= Aim =
Find every line in the records below that holds the word "diesem" and copy it.

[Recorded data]
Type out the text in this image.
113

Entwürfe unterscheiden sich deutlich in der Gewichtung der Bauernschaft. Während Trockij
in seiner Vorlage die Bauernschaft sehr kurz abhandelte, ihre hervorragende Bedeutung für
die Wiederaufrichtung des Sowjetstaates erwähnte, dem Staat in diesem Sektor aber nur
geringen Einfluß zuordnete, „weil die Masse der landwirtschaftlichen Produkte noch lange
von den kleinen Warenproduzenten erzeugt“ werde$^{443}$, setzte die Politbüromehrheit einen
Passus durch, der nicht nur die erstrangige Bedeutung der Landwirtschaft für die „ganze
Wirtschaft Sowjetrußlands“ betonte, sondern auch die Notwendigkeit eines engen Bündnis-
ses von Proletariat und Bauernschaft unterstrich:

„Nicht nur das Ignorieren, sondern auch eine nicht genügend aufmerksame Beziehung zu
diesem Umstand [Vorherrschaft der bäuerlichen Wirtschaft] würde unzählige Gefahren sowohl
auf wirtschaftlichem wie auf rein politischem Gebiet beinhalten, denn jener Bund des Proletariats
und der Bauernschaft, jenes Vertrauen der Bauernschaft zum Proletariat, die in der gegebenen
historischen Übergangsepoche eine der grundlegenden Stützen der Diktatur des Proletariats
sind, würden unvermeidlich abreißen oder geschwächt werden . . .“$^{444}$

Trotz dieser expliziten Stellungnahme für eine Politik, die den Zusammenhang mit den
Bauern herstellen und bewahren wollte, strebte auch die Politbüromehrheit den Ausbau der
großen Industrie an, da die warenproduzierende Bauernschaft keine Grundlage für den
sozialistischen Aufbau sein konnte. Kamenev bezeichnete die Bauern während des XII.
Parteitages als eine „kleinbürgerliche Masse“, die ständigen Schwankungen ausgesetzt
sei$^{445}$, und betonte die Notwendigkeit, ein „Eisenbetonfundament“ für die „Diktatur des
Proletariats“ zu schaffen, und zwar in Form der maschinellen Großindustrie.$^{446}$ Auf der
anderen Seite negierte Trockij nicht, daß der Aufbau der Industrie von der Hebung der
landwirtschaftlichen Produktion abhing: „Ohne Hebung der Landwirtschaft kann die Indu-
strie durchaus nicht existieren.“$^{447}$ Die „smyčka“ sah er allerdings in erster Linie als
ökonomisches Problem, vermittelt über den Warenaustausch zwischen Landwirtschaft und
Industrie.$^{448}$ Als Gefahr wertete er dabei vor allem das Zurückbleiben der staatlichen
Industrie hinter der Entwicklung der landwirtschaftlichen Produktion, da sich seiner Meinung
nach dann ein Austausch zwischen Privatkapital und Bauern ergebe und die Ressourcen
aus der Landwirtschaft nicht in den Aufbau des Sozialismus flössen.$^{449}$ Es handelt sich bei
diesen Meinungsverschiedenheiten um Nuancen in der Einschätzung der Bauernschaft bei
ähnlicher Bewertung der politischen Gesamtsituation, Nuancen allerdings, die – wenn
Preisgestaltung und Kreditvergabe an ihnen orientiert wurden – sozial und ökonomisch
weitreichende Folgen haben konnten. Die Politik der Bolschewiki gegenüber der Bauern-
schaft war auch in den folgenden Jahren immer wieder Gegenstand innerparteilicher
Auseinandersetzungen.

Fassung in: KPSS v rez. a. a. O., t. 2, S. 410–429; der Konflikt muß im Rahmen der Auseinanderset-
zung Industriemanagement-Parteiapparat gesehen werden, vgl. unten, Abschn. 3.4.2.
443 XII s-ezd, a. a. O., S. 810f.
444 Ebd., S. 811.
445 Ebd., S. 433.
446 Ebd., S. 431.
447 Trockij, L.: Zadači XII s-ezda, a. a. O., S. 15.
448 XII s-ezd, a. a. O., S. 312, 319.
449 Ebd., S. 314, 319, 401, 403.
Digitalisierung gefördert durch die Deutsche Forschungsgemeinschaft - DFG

= Solution to this exercise =
die Wiederaufrichtung des Sowjetstaates erwähnte, dem Staat in diesem Sektor aber nur
diesem Umstand [Vorherrschaft der bäuerlichen Wirtschaft] würde unzählige Gefahren sowohl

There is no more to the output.